- _Task inputs_:
- - -

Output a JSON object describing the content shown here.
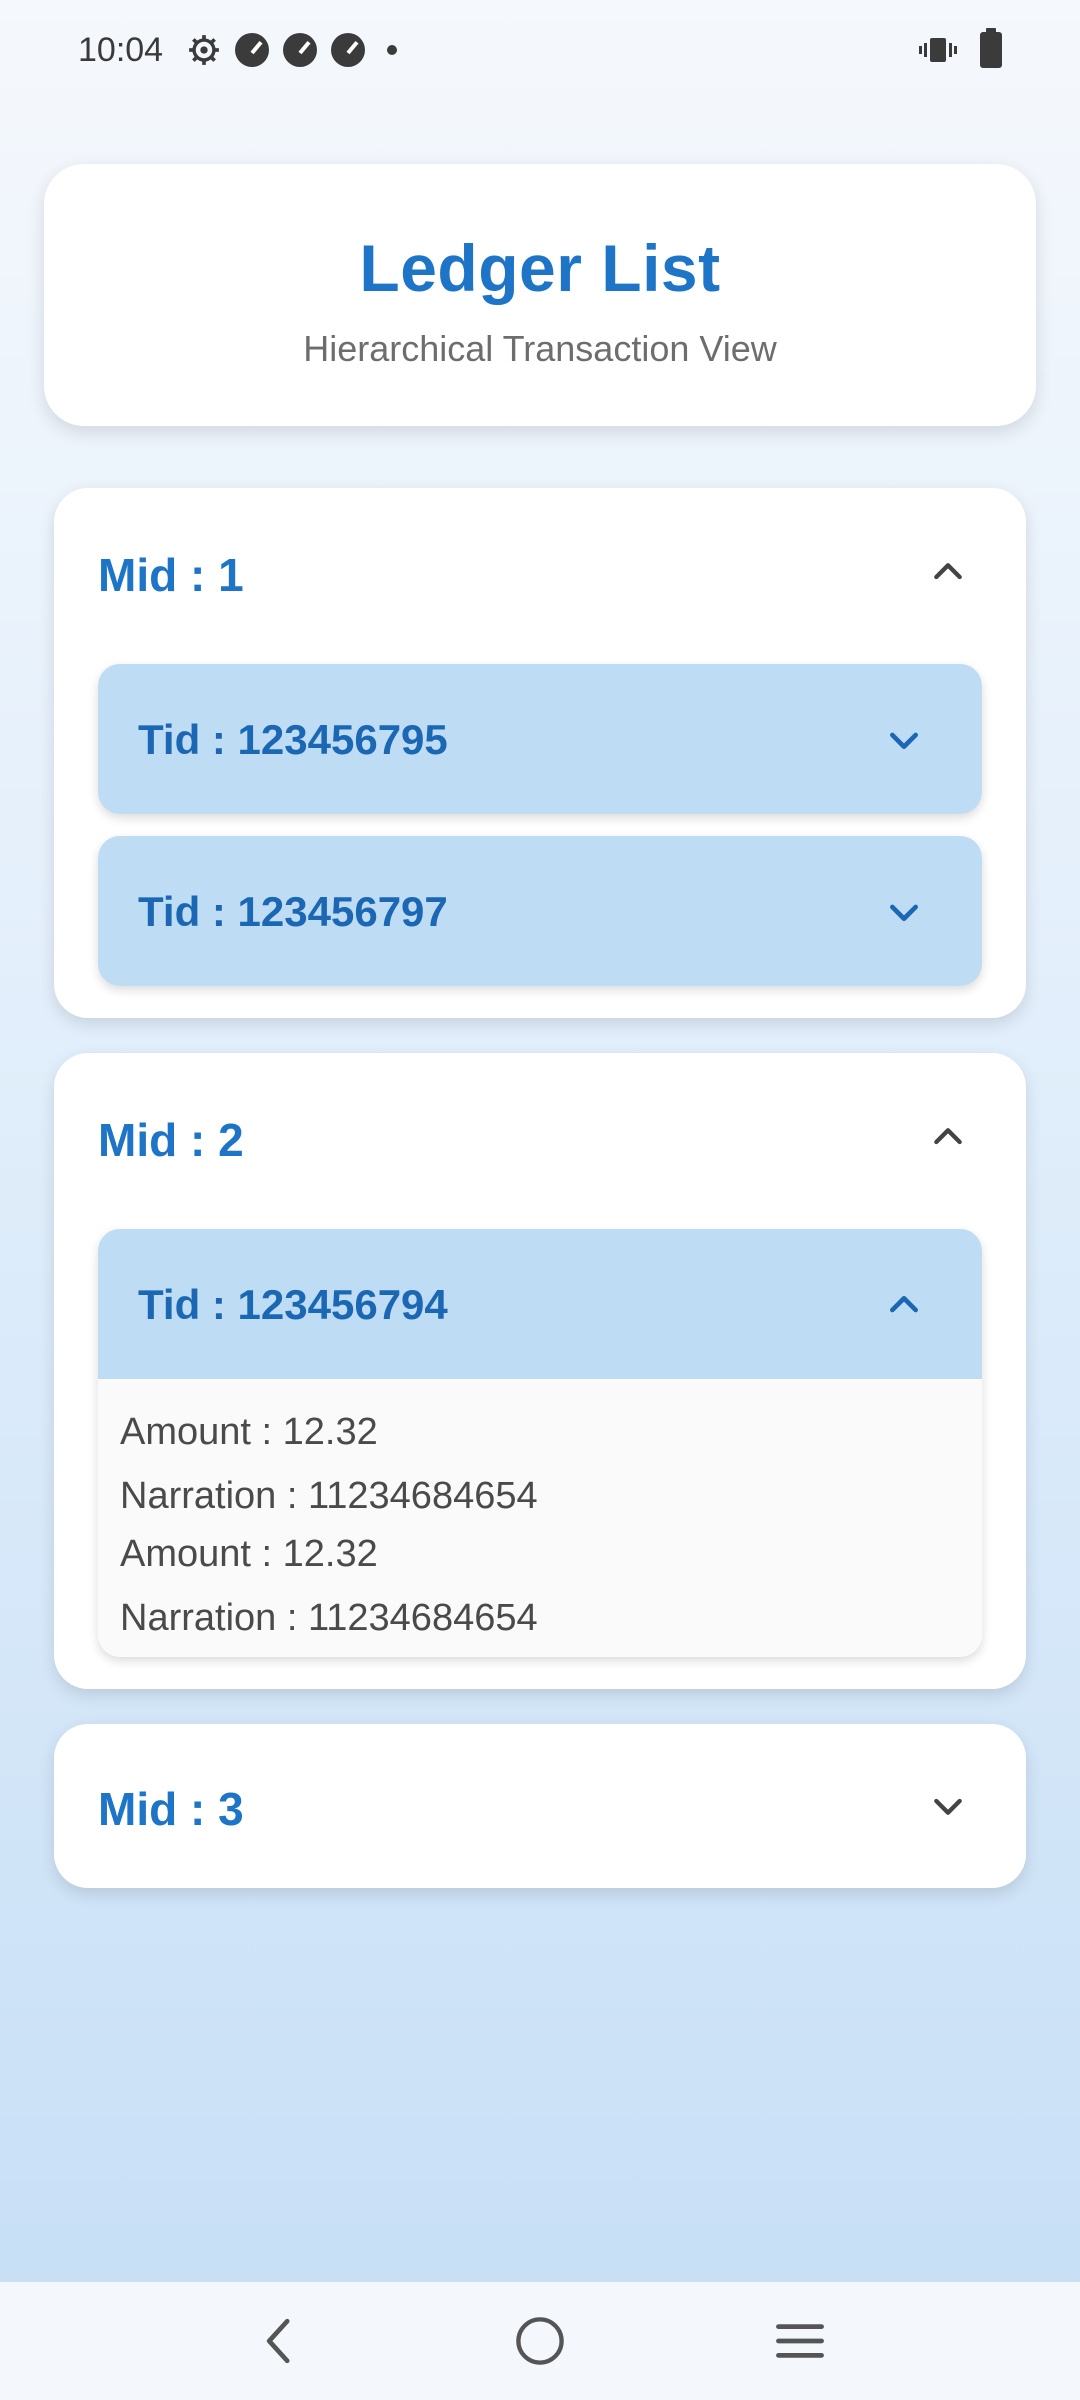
{
  "status_bar": {
    "time": "10:04",
    "left_icons": [
      "settings-icon",
      "speed-icon",
      "speed-icon",
      "speed-icon",
      "dot-icon"
    ],
    "right_icons": [
      "vibrate-icon",
      "battery-icon"
    ]
  },
  "header": {
    "title": "Ledger List",
    "subtitle": "Hierarchical Transaction View"
  },
  "mids": [
    {
      "label": "Mid : 1",
      "expanded": true,
      "tids": [
        {
          "label": "Tid : 123456795",
          "expanded": false
        },
        {
          "label": "Tid : 123456797",
          "expanded": false
        }
      ]
    },
    {
      "label": "Mid : 2",
      "expanded": true,
      "tids": [
        {
          "label": "Tid : 123456794",
          "expanded": true,
          "transactions": [
            {
              "amount": "Amount : 12.32",
              "narration": "Narration : 11234684654"
            },
            {
              "amount": "Amount : 12.32",
              "narration": "Narration : 11234684654"
            }
          ]
        }
      ]
    },
    {
      "label": "Mid : 3",
      "expanded": false,
      "tids": []
    }
  ],
  "nav_bar": {
    "buttons": [
      "back-icon",
      "home-icon",
      "recents-icon"
    ]
  },
  "colors": {
    "accent": "#1e74c6",
    "tid_header_bg": "#bedcf4",
    "card_bg": "#ffffff"
  }
}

- - -

- _Exercise description_:
Reproduce the entries above without change, omitting all pictures.

- _Answer to this problem_:
Output a JSON object describing the content shown here.
{
  "status_bar": {
    "time": "10:04",
    "left_icons": [
      "settings-icon",
      "speed-icon",
      "speed-icon",
      "speed-icon",
      "dot-icon"
    ],
    "right_icons": [
      "vibrate-icon",
      "battery-icon"
    ]
  },
  "header": {
    "title": "Ledger List",
    "subtitle": "Hierarchical Transaction View"
  },
  "mids": [
    {
      "label": "Mid : 1",
      "expanded": true,
      "tids": [
        {
          "label": "Tid : 123456795",
          "expanded": false
        },
        {
          "label": "Tid : 123456797",
          "expanded": false
        }
      ]
    },
    {
      "label": "Mid : 2",
      "expanded": true,
      "tids": [
        {
          "label": "Tid : 123456794",
          "expanded": true,
          "transactions": [
            {
              "amount": "Amount : 12.32",
              "narration": "Narration : 11234684654"
            },
            {
              "amount": "Amount : 12.32",
              "narration": "Narration : 11234684654"
            }
          ]
        }
      ]
    },
    {
      "label": "Mid : 3",
      "expanded": false,
      "tids": []
    }
  ],
  "nav_bar": {
    "buttons": [
      "back-icon",
      "home-icon",
      "recents-icon"
    ]
  },
  "colors": {
    "accent": "#1e74c6",
    "tid_header_bg": "#bedcf4",
    "card_bg": "#ffffff"
  }
}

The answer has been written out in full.